[BEGIN Rows]

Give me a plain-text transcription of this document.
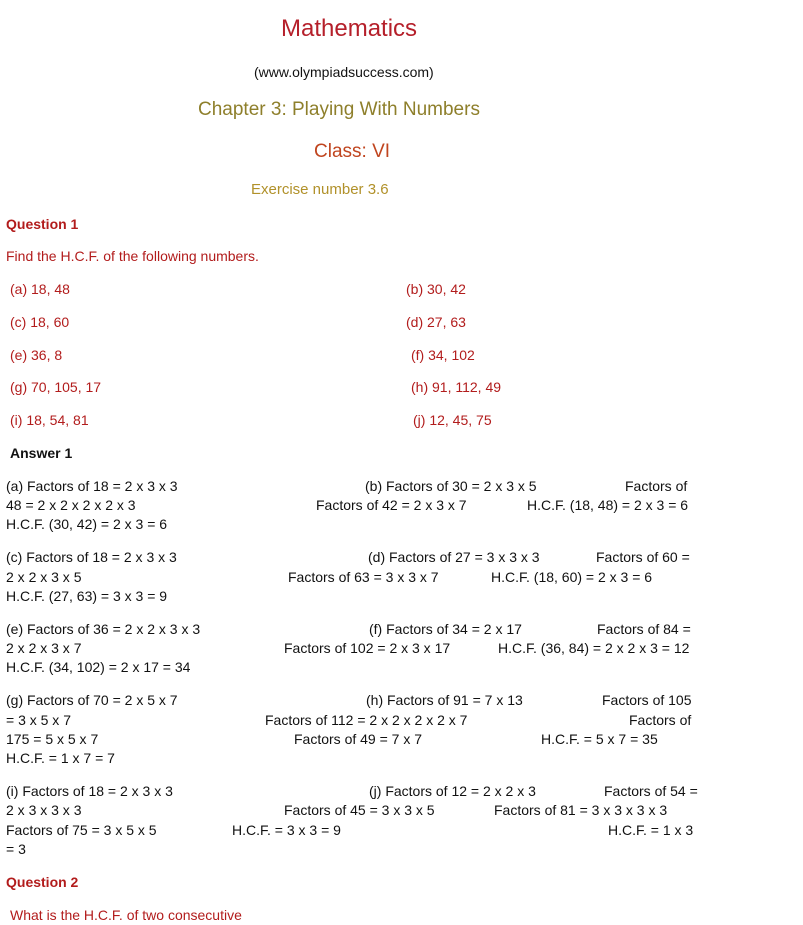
Mathematics
(www.olympiadsuccess.com)
Chapter 3: Playing With Numbers
Class: VI
Exercise number 3.6
Question 1
Find the H.C.F. of the following numbers.
(a) 18, 48	(b) 30, 42
(c) 18, 60	(d) 27, 63
(e) 36, 8	(f) 34, 102
(g) 70, 105, 17	(h) 91, 112, 49
(i) 18, 54, 81	(j) 12, 45, 75
Answer 1
(a) Factors of 18 = 2 x 3 x 3	(b) Factors of 30 = 2 x 3 x 5	Factors of
48 = 2 x 2 x 2 x 2 x 3	Factors of 42 = 2 x 3 x 7	H.C.F. (18, 48) = 2 x 3 = 6
H.C.F. (30, 42) = 2 x 3 = 6
(c) Factors of 18 = 2 x 3 x 3	(d) Factors of 27 = 3 x 3 x 3	Factors of 60 =
2 x 2 x 3 x 5	Factors of 63 = 3 x 3 x 7	H.C.F. (18, 60) = 2 x 3 = 6
H.C.F. (27, 63) = 3 x 3 = 9
(e) Factors of 36 = 2 x 2 x 3 x 3	(f) Factors of 34 = 2 x 17	Factors of 84 =
2 x 2 x 3 x 7	Factors of 102 = 2 x 3 x 17	H.C.F. (36, 84) = 2 x 2 x 3 = 12
H.C.F. (34, 102) = 2 x 17 = 34
(g) Factors of 70 = 2 x 5 x 7	(h) Factors of 91 = 7 x 13	Factors of 105
= 3 x 5 x 7	Factors of 112 = 2 x 2 x 2 x 2 x 7	Factors of
175 = 5 x 5 x 7	Factors of 49 = 7 x 7	H.C.F. = 5 x 7 = 35
H.C.F. = 1 x 7 = 7
(i) Factors of 18 = 2 x 3 x 3	(j) Factors of 12 = 2 x 2 x 3	Factors of 54 =
2 x 3 x 3 x 3	Factors of 45 = 3 x 3 x 5	Factors of 81 = 3 x 3 x 3 x 3
Factors of 75 = 3 x 5 x 5	H.C.F. = 3 x 3 = 9	H.C.F. = 1 x 3
= 3
Question 2
What is the H.C.F. of two consecutive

[END Rows]

All of the entries above should be duplicated exactly, except for the pictures.

Give me a plain-text transcription of this document.
Mathematics
(www.olympiadsuccess.com)
Chapter 3: Playing With Numbers
Class: VI
Exercise number 3.6
Question 1
Find the H.C.F. of the following numbers.
(a) 18, 48	(b) 30, 42
(c) 18, 60	(d) 27, 63
(e) 36, 8	(f) 34, 102
(g) 70, 105, 17	(h) 91, 112, 49
(i) 18, 54, 81	(j) 12, 45, 75
Answer 1
(a) Factors of 18 = 2 x 3 x 3	(b) Factors of 30 = 2 x 3 x 5	Factors of
48 = 2 x 2 x 2 x 2 x 3	Factors of 42 = 2 x 3 x 7	H.C.F. (18, 48) = 2 x 3 = 6
H.C.F. (30, 42) = 2 x 3 = 6
(c) Factors of 18 = 2 x 3 x 3	(d) Factors of 27 = 3 x 3 x 3	Factors of 60 =
2 x 2 x 3 x 5	Factors of 63 = 3 x 3 x 7	H.C.F. (18, 60) = 2 x 3 = 6
H.C.F. (27, 63) = 3 x 3 = 9
(e) Factors of 36 = 2 x 2 x 3 x 3	(f) Factors of 34 = 2 x 17	Factors of 84 =
2 x 2 x 3 x 7	Factors of 102 = 2 x 3 x 17	H.C.F. (36, 84) = 2 x 2 x 3 = 12
H.C.F. (34, 102) = 2 x 17 = 34
(g) Factors of 70 = 2 x 5 x 7	(h) Factors of 91 = 7 x 13	Factors of 105
= 3 x 5 x 7	Factors of 112 = 2 x 2 x 2 x 2 x 7	Factors of
175 = 5 x 5 x 7	Factors of 49 = 7 x 7	H.C.F. = 5 x 7 = 35
H.C.F. = 1 x 7 = 7
(i) Factors of 18 = 2 x 3 x 3	(j) Factors of 12 = 2 x 2 x 3	Factors of 54 =
2 x 3 x 3 x 3	Factors of 45 = 3 x 3 x 5	Factors of 81 = 3 x 3 x 3 x 3
Factors of 75 = 3 x 5 x 5	H.C.F. = 3 x 3 = 9	H.C.F. = 1 x 3
= 3
Question 2
What is the H.C.F. of two consecutive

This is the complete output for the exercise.